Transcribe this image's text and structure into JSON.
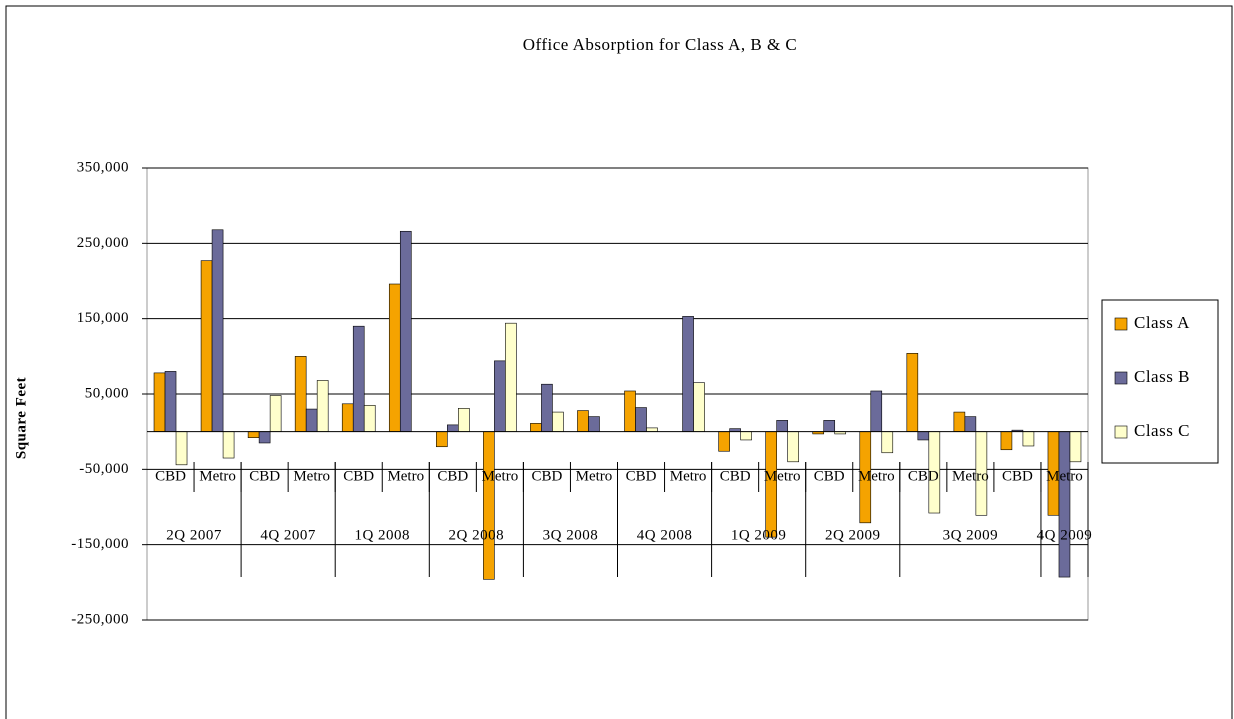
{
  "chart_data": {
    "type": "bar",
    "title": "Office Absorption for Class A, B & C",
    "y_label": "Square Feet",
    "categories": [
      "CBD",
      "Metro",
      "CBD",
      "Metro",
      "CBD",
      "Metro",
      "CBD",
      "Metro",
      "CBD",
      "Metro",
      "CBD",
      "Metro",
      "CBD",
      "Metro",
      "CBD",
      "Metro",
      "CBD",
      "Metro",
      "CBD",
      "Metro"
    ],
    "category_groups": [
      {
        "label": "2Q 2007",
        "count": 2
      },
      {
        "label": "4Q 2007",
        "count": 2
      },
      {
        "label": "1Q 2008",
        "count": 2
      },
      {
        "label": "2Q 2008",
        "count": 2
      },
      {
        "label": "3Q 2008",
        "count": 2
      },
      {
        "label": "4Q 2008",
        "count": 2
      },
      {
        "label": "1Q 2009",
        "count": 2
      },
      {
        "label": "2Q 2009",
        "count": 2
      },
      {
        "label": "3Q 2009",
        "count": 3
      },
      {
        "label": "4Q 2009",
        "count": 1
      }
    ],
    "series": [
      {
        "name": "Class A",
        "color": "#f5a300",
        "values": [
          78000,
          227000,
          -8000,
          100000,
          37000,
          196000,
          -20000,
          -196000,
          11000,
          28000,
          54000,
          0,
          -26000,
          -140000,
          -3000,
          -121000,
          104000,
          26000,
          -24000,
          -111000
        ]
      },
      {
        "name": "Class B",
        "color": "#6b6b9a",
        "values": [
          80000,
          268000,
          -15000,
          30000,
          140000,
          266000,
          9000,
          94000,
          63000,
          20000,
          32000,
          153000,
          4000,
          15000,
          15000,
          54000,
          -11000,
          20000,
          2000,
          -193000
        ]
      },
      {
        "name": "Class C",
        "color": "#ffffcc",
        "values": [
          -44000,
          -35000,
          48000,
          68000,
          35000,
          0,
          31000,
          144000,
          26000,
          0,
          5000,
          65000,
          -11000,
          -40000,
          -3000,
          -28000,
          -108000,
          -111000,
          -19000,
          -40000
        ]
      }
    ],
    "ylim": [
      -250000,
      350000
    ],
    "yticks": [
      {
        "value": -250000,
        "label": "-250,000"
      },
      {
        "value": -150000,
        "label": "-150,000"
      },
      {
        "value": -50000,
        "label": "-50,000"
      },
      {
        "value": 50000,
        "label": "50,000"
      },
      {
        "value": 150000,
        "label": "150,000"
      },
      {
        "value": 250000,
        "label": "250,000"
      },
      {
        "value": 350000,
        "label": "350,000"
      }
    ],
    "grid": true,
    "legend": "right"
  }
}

######

» Instructions to follow:
All of the entries need to be transcribed word for word; pictures are left out.

» The solution:
Transcribe this image's text and structure into JSON.
{
  "chart_data": {
    "type": "bar",
    "title": "Office Absorption for Class A, B & C",
    "y_label": "Square Feet",
    "categories": [
      "CBD",
      "Metro",
      "CBD",
      "Metro",
      "CBD",
      "Metro",
      "CBD",
      "Metro",
      "CBD",
      "Metro",
      "CBD",
      "Metro",
      "CBD",
      "Metro",
      "CBD",
      "Metro",
      "CBD",
      "Metro",
      "CBD",
      "Metro"
    ],
    "category_groups": [
      {
        "label": "2Q 2007",
        "count": 2
      },
      {
        "label": "4Q 2007",
        "count": 2
      },
      {
        "label": "1Q 2008",
        "count": 2
      },
      {
        "label": "2Q 2008",
        "count": 2
      },
      {
        "label": "3Q 2008",
        "count": 2
      },
      {
        "label": "4Q 2008",
        "count": 2
      },
      {
        "label": "1Q 2009",
        "count": 2
      },
      {
        "label": "2Q 2009",
        "count": 2
      },
      {
        "label": "3Q 2009",
        "count": 3
      },
      {
        "label": "4Q 2009",
        "count": 1
      }
    ],
    "series": [
      {
        "name": "Class A",
        "color": "#f5a300",
        "values": [
          78000,
          227000,
          -8000,
          100000,
          37000,
          196000,
          -20000,
          -196000,
          11000,
          28000,
          54000,
          0,
          -26000,
          -140000,
          -3000,
          -121000,
          104000,
          26000,
          -24000,
          -111000
        ]
      },
      {
        "name": "Class B",
        "color": "#6b6b9a",
        "values": [
          80000,
          268000,
          -15000,
          30000,
          140000,
          266000,
          9000,
          94000,
          63000,
          20000,
          32000,
          153000,
          4000,
          15000,
          15000,
          54000,
          -11000,
          20000,
          2000,
          -193000
        ]
      },
      {
        "name": "Class C",
        "color": "#ffffcc",
        "values": [
          -44000,
          -35000,
          48000,
          68000,
          35000,
          0,
          31000,
          144000,
          26000,
          0,
          5000,
          65000,
          -11000,
          -40000,
          -3000,
          -28000,
          -108000,
          -111000,
          -19000,
          -40000
        ]
      }
    ],
    "ylim": [
      -250000,
      350000
    ],
    "yticks": [
      {
        "value": -250000,
        "label": "-250,000"
      },
      {
        "value": -150000,
        "label": "-150,000"
      },
      {
        "value": -50000,
        "label": "-50,000"
      },
      {
        "value": 50000,
        "label": "50,000"
      },
      {
        "value": 150000,
        "label": "150,000"
      },
      {
        "value": 250000,
        "label": "250,000"
      },
      {
        "value": 350000,
        "label": "350,000"
      }
    ],
    "grid": true,
    "legend": "right"
  }
}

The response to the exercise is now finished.